■ **WORKING DATA**

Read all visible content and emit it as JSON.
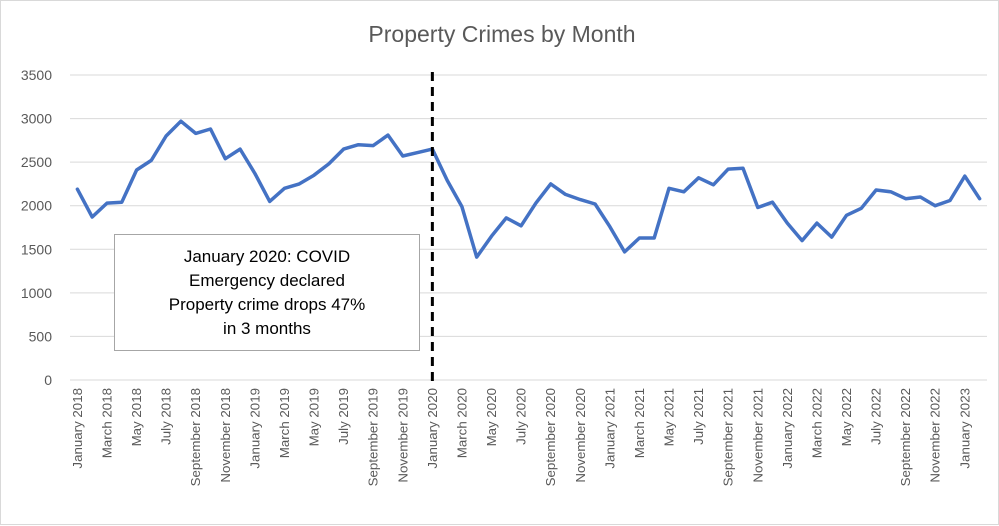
{
  "chart_data": {
    "type": "line",
    "title": "Property Crimes by Month",
    "xlabel": "",
    "ylabel": "",
    "ylim": [
      0,
      3500
    ],
    "yticks": [
      "0",
      "500",
      "1000",
      "1500",
      "2000",
      "2500",
      "3000",
      "3500"
    ],
    "grid": true,
    "legend": "none",
    "x": [
      "January 2018",
      "February 2018",
      "March 2018",
      "April 2018",
      "May 2018",
      "June 2018",
      "July 2018",
      "August 2018",
      "September 2018",
      "October 2018",
      "November 2018",
      "December 2018",
      "January 2019",
      "February 2019",
      "March 2019",
      "April 2019",
      "May 2019",
      "June 2019",
      "July 2019",
      "August 2019",
      "September 2019",
      "October 2019",
      "November 2019",
      "December 2019",
      "January 2020",
      "February 2020",
      "March 2020",
      "April 2020",
      "May 2020",
      "June 2020",
      "July 2020",
      "August 2020",
      "September 2020",
      "October 2020",
      "November 2020",
      "December 2020",
      "January 2021",
      "February 2021",
      "March 2021",
      "April 2021",
      "May 2021",
      "June 2021",
      "July 2021",
      "August 2021",
      "September 2021",
      "October 2021",
      "November 2021",
      "December 2021",
      "January 2022",
      "February 2022",
      "March 2022",
      "April 2022",
      "May 2022",
      "June 2022",
      "July 2022",
      "August 2022",
      "September 2022",
      "October 2022",
      "November 2022",
      "December 2022",
      "January 2023",
      "February 2023"
    ],
    "xtick_labels": [
      "January 2018",
      "March 2018",
      "May 2018",
      "July 2018",
      "September 2018",
      "November 2018",
      "January 2019",
      "March 2019",
      "May 2019",
      "July 2019",
      "September 2019",
      "November 2019",
      "January 2020",
      "March 2020",
      "May 2020",
      "July 2020",
      "September 2020",
      "November 2020",
      "January 2021",
      "March 2021",
      "May 2021",
      "July 2021",
      "September 2021",
      "November 2021",
      "January 2022",
      "March 2022",
      "May 2022",
      "July 2022",
      "September 2022",
      "November 2022",
      "January 2023"
    ],
    "series": [
      {
        "color": "#4472c4",
        "values": [
          2190,
          1870,
          2030,
          2040,
          2410,
          2520,
          2800,
          2970,
          2830,
          2880,
          2540,
          2650,
          2370,
          2050,
          2200,
          2250,
          2350,
          2480,
          2650,
          2700,
          2690,
          2810,
          2570,
          2610,
          2650,
          2290,
          1990,
          1410,
          1650,
          1860,
          1770,
          2030,
          2250,
          2130,
          2070,
          2020,
          1760,
          1470,
          1630,
          1630,
          2200,
          2160,
          2320,
          2240,
          2420,
          2430,
          1980,
          2040,
          1800,
          1600,
          1800,
          1640,
          1890,
          1970,
          2180,
          2160,
          2080,
          2100,
          2000,
          2060,
          2340,
          2080
        ]
      }
    ],
    "event_line": {
      "x": "January 2020",
      "style": "dashed",
      "color": "#000000"
    },
    "annotation": {
      "lines": [
        "January 2020: COVID",
        "Emergency declared",
        "Property crime drops 47%",
        "in 3 months"
      ]
    }
  }
}
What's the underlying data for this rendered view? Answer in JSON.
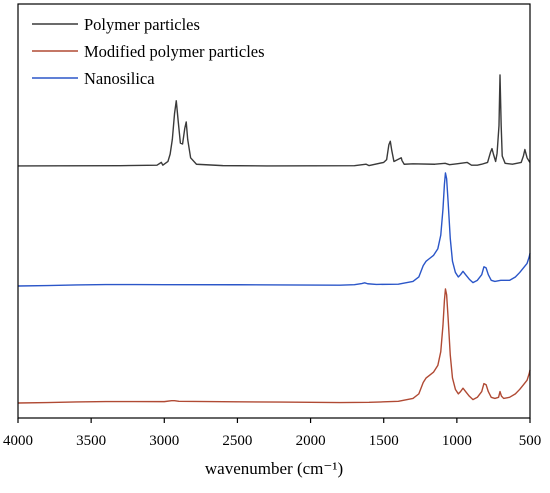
{
  "chart_data": {
    "type": "line",
    "title": "",
    "xlabel": "wavenumber (cm⁻¹)",
    "ylabel": "",
    "xlim": [
      4000,
      500
    ],
    "x_reversed": true,
    "y_ticks_shown": false,
    "x_ticks": [
      4000,
      3500,
      3000,
      2500,
      2000,
      1500,
      1000,
      500
    ],
    "tick_labels": [
      "4000",
      "3500",
      "3000",
      "2500",
      "2000",
      "1500",
      "1000",
      "500"
    ],
    "legend_position": "top-left",
    "grid": false,
    "series": [
      {
        "name": "Polymer particles",
        "color": "#3a3a3a",
        "points": [
          [
            4000,
            0.012
          ],
          [
            3700,
            0.013
          ],
          [
            3300,
            0.014
          ],
          [
            3050,
            0.02
          ],
          [
            3020,
            0.05
          ],
          [
            3010,
            0.02
          ],
          [
            2975,
            0.06
          ],
          [
            2960,
            0.14
          ],
          [
            2945,
            0.3
          ],
          [
            2930,
            0.58
          ],
          [
            2918,
            0.72
          ],
          [
            2905,
            0.5
          ],
          [
            2890,
            0.26
          ],
          [
            2875,
            0.25
          ],
          [
            2860,
            0.42
          ],
          [
            2850,
            0.49
          ],
          [
            2840,
            0.3
          ],
          [
            2820,
            0.1
          ],
          [
            2780,
            0.03
          ],
          [
            2600,
            0.015
          ],
          [
            2300,
            0.012
          ],
          [
            2000,
            0.013
          ],
          [
            1700,
            0.014
          ],
          [
            1620,
            0.03
          ],
          [
            1600,
            0.015
          ],
          [
            1500,
            0.05
          ],
          [
            1480,
            0.08
          ],
          [
            1465,
            0.24
          ],
          [
            1455,
            0.28
          ],
          [
            1445,
            0.18
          ],
          [
            1430,
            0.06
          ],
          [
            1380,
            0.1
          ],
          [
            1375,
            0.07
          ],
          [
            1360,
            0.03
          ],
          [
            1300,
            0.035
          ],
          [
            1150,
            0.03
          ],
          [
            1080,
            0.04
          ],
          [
            1050,
            0.025
          ],
          [
            1000,
            0.035
          ],
          [
            930,
            0.05
          ],
          [
            900,
            0.02
          ],
          [
            860,
            0.02
          ],
          [
            830,
            0.03
          ],
          [
            790,
            0.05
          ],
          [
            770,
            0.16
          ],
          [
            760,
            0.2
          ],
          [
            750,
            0.14
          ],
          [
            735,
            0.06
          ],
          [
            725,
            0.15
          ],
          [
            712,
            0.45
          ],
          [
            705,
            1.0
          ],
          [
            697,
            0.45
          ],
          [
            690,
            0.12
          ],
          [
            670,
            0.04
          ],
          [
            620,
            0.03
          ],
          [
            560,
            0.05
          ],
          [
            545,
            0.12
          ],
          [
            535,
            0.19
          ],
          [
            520,
            0.1
          ],
          [
            505,
            0.06
          ],
          [
            500,
            0.05
          ]
        ]
      },
      {
        "name": "Modified polymer particles",
        "color": "#b04a34",
        "points": [
          [
            4000,
            0.0
          ],
          [
            3800,
            0.004
          ],
          [
            3600,
            0.009
          ],
          [
            3400,
            0.013
          ],
          [
            3200,
            0.013
          ],
          [
            3000,
            0.012
          ],
          [
            2950,
            0.02
          ],
          [
            2930,
            0.02
          ],
          [
            2900,
            0.015
          ],
          [
            2500,
            0.01
          ],
          [
            2200,
            0.008
          ],
          [
            2000,
            0.006
          ],
          [
            1800,
            0.004
          ],
          [
            1600,
            0.006
          ],
          [
            1500,
            0.01
          ],
          [
            1400,
            0.015
          ],
          [
            1300,
            0.04
          ],
          [
            1260,
            0.08
          ],
          [
            1230,
            0.18
          ],
          [
            1210,
            0.22
          ],
          [
            1190,
            0.24
          ],
          [
            1160,
            0.27
          ],
          [
            1130,
            0.33
          ],
          [
            1110,
            0.45
          ],
          [
            1095,
            0.68
          ],
          [
            1085,
            0.9
          ],
          [
            1078,
            1.0
          ],
          [
            1070,
            0.95
          ],
          [
            1060,
            0.75
          ],
          [
            1045,
            0.42
          ],
          [
            1030,
            0.22
          ],
          [
            1010,
            0.12
          ],
          [
            990,
            0.08
          ],
          [
            975,
            0.1
          ],
          [
            958,
            0.13
          ],
          [
            940,
            0.1
          ],
          [
            915,
            0.06
          ],
          [
            890,
            0.03
          ],
          [
            860,
            0.05
          ],
          [
            830,
            0.1
          ],
          [
            815,
            0.17
          ],
          [
            800,
            0.16
          ],
          [
            785,
            0.1
          ],
          [
            765,
            0.05
          ],
          [
            740,
            0.04
          ],
          [
            715,
            0.05
          ],
          [
            705,
            0.1
          ],
          [
            695,
            0.06
          ],
          [
            680,
            0.04
          ],
          [
            640,
            0.05
          ],
          [
            600,
            0.08
          ],
          [
            570,
            0.12
          ],
          [
            545,
            0.16
          ],
          [
            520,
            0.2
          ],
          [
            505,
            0.26
          ],
          [
            500,
            0.29
          ]
        ]
      },
      {
        "name": "Nanosilica",
        "color": "#2b56c8",
        "points": [
          [
            4000,
            0.0
          ],
          [
            3800,
            0.004
          ],
          [
            3600,
            0.009
          ],
          [
            3400,
            0.013
          ],
          [
            3200,
            0.013
          ],
          [
            3000,
            0.012
          ],
          [
            2500,
            0.011
          ],
          [
            2200,
            0.009
          ],
          [
            2000,
            0.008
          ],
          [
            1800,
            0.007
          ],
          [
            1700,
            0.012
          ],
          [
            1650,
            0.022
          ],
          [
            1630,
            0.028
          ],
          [
            1610,
            0.02
          ],
          [
            1550,
            0.014
          ],
          [
            1400,
            0.016
          ],
          [
            1300,
            0.04
          ],
          [
            1260,
            0.08
          ],
          [
            1230,
            0.18
          ],
          [
            1210,
            0.22
          ],
          [
            1190,
            0.24
          ],
          [
            1160,
            0.27
          ],
          [
            1130,
            0.33
          ],
          [
            1110,
            0.45
          ],
          [
            1095,
            0.68
          ],
          [
            1085,
            0.9
          ],
          [
            1078,
            1.0
          ],
          [
            1070,
            0.95
          ],
          [
            1060,
            0.75
          ],
          [
            1045,
            0.42
          ],
          [
            1030,
            0.22
          ],
          [
            1010,
            0.12
          ],
          [
            990,
            0.08
          ],
          [
            975,
            0.1
          ],
          [
            958,
            0.13
          ],
          [
            940,
            0.1
          ],
          [
            915,
            0.06
          ],
          [
            890,
            0.03
          ],
          [
            860,
            0.05
          ],
          [
            830,
            0.1
          ],
          [
            815,
            0.17
          ],
          [
            800,
            0.16
          ],
          [
            785,
            0.1
          ],
          [
            765,
            0.05
          ],
          [
            740,
            0.04
          ],
          [
            700,
            0.05
          ],
          [
            640,
            0.05
          ],
          [
            600,
            0.08
          ],
          [
            570,
            0.12
          ],
          [
            545,
            0.16
          ],
          [
            520,
            0.2
          ],
          [
            505,
            0.26
          ],
          [
            500,
            0.29
          ]
        ]
      }
    ]
  }
}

■ **WORK INSTRUCTIONS**
Find each line holding the word "color" and copy it.

■ **ANSWER**
        "color": "#4472c4",
      "color": "#000000"
        "color": "#3a3a3a",
        "color": "#b04a34",
        "color": "#2b56c8",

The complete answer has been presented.